● Your goal: Pull out every line in the data that has the string "checkout" in it.

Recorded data
★ ★ ★ ★ ★ ★ ★

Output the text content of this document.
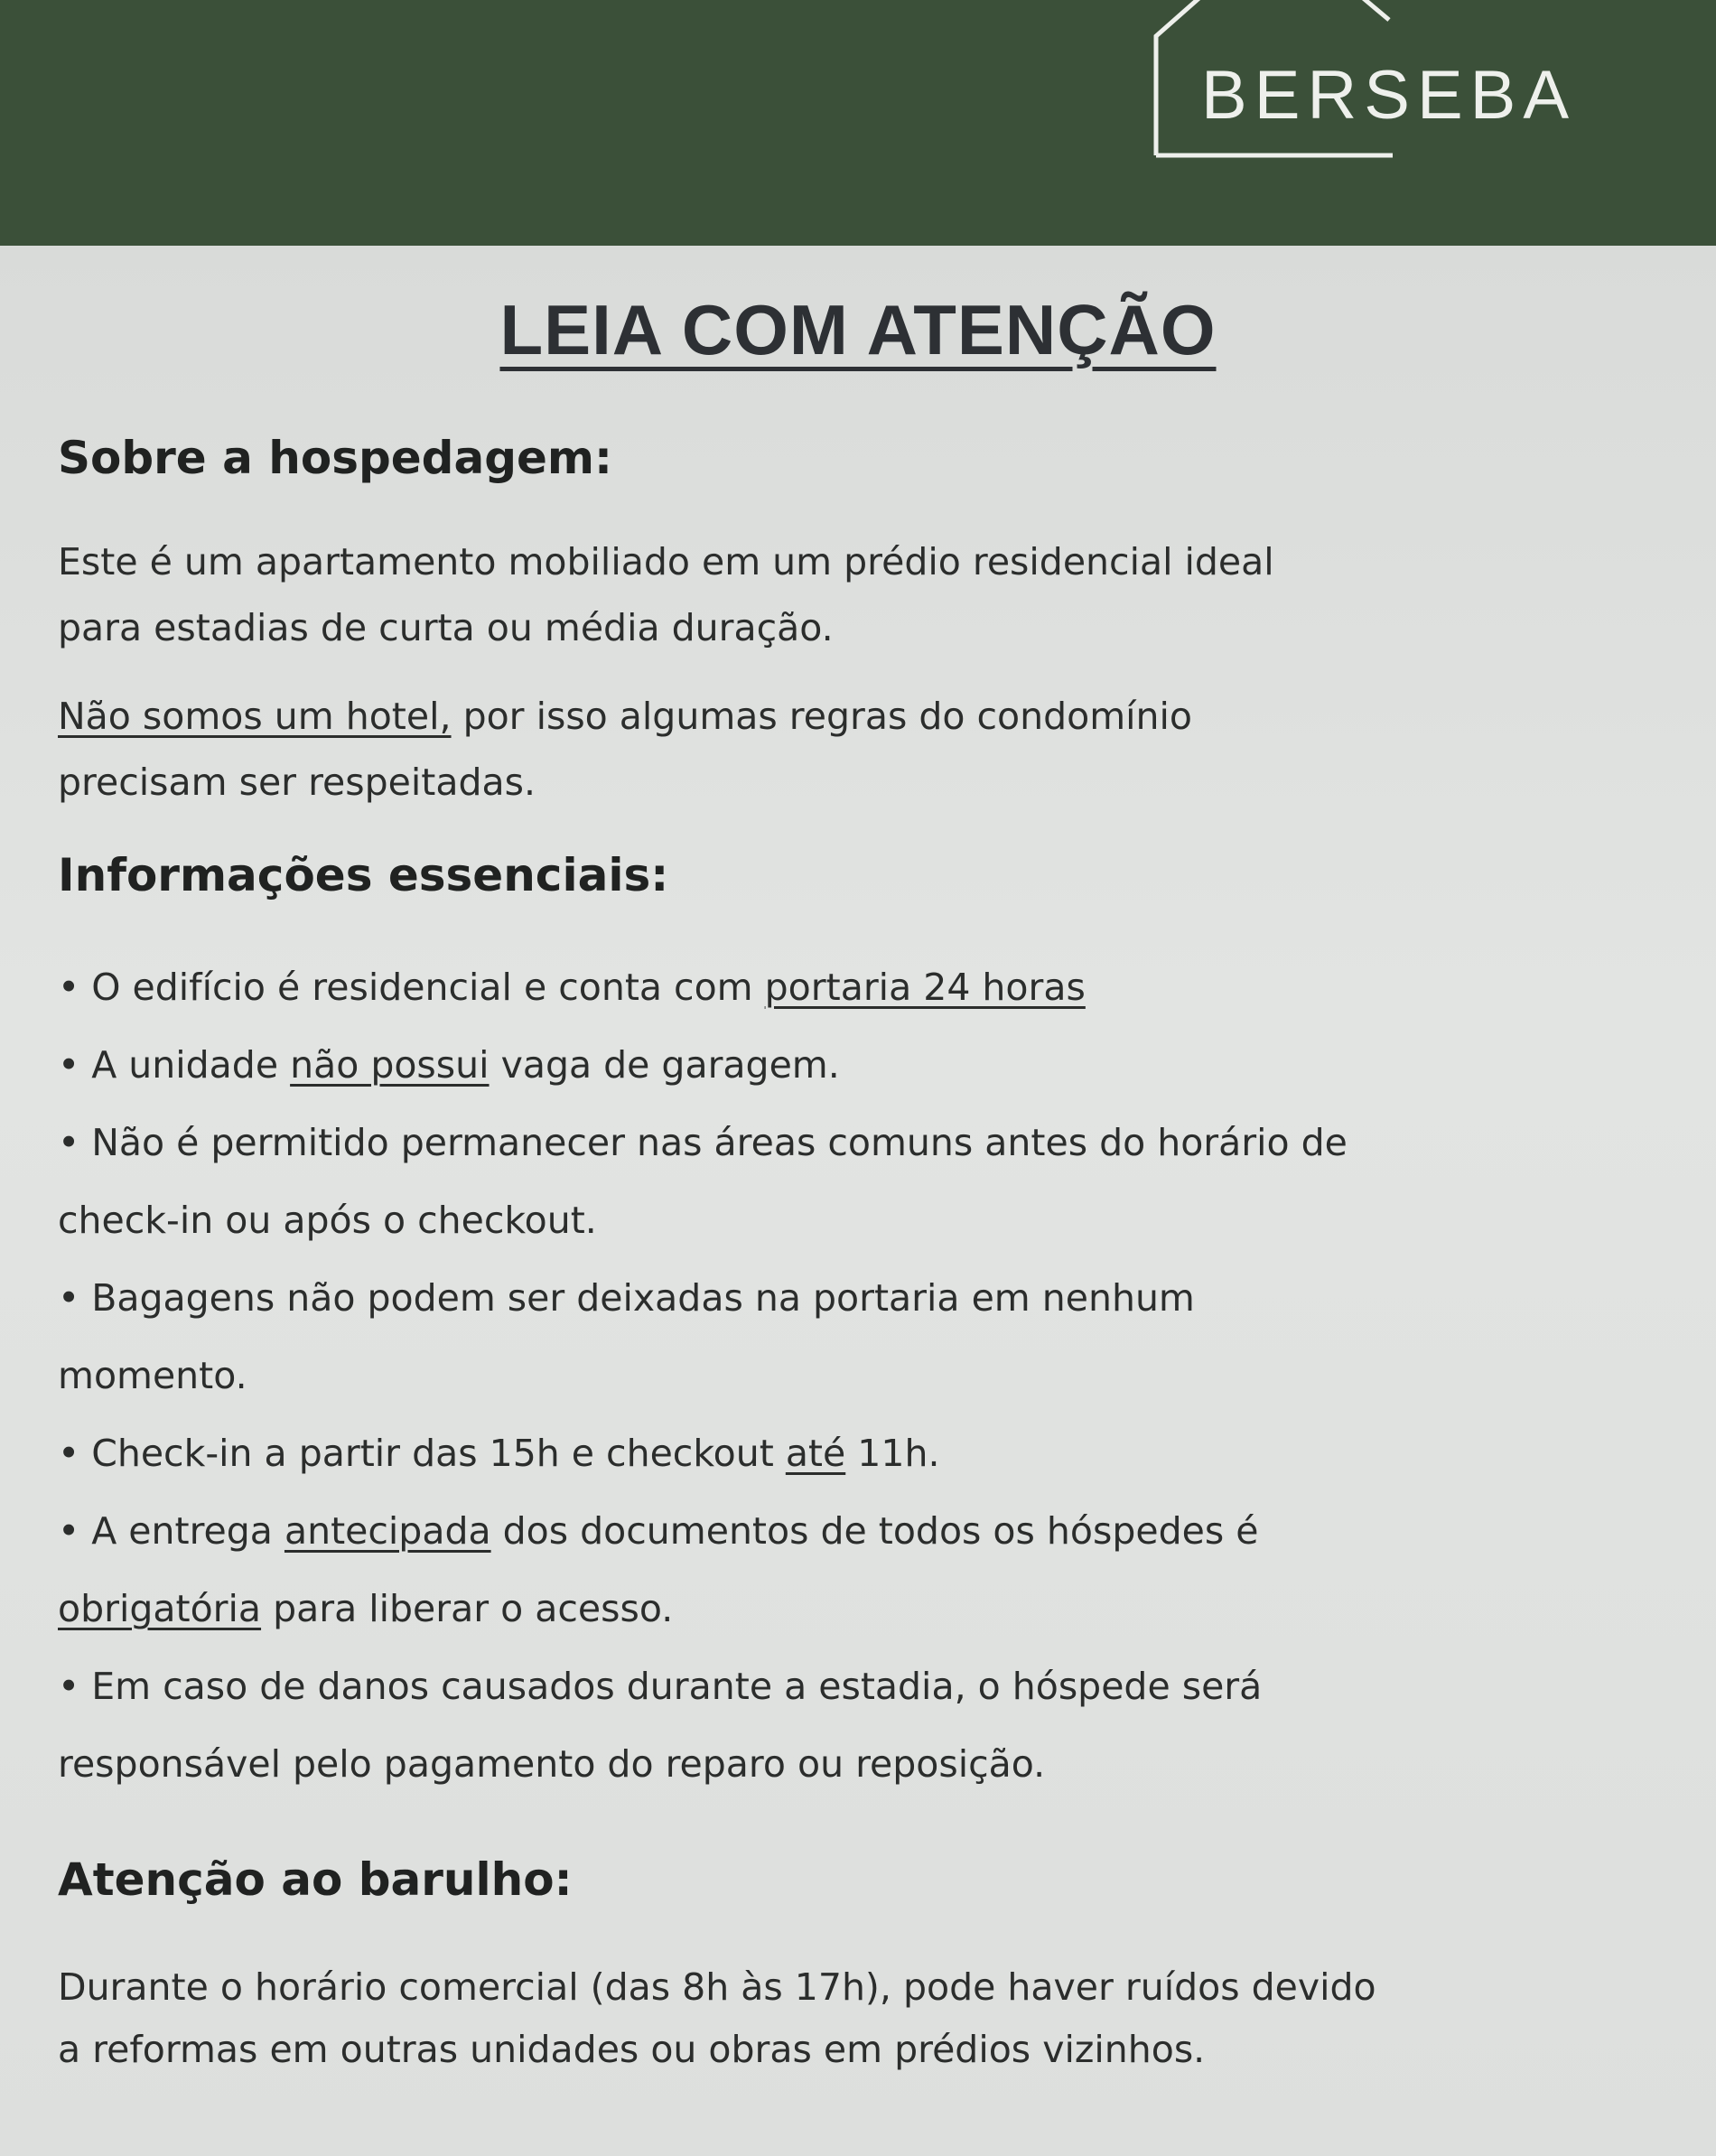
BERSEBA
LEIA COM ATENÇÃO
Sobre a hospedagem:
Este é um apartamento mobiliado em um prédio residencial ideal
para estadias de curta ou média duração.
Não somos um hotel, por isso algumas regras do condomínio
precisam ser respeitadas.
Informações essenciais:
• O edifício é residencial e conta com portaria 24 horas
• A unidade não possui vaga de garagem.
• Não é permitido permanecer nas áreas comuns antes do horário de
check-in ou após o checkout.
• Bagagens não podem ser deixadas na portaria em nenhum
momento.
• Check-in a partir das 15h e checkout até 11h.
• A entrega antecipada dos documentos de todos os hóspedes é
obrigatória para liberar o acesso.
• Em caso de danos causados durante a estadia, o hóspede será
responsável pelo pagamento do reparo ou reposição.
Atenção ao barulho:
Durante o horário comercial (das 8h às 17h), pode haver ruídos devido
a reformas em outras unidades ou obras em prédios vizinhos.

★ ★ ★ ★ ★ ★ ★

● Result for this exercise:
check-in ou após o checkout.
• Check-in a partir das 15h e checkout até 11h.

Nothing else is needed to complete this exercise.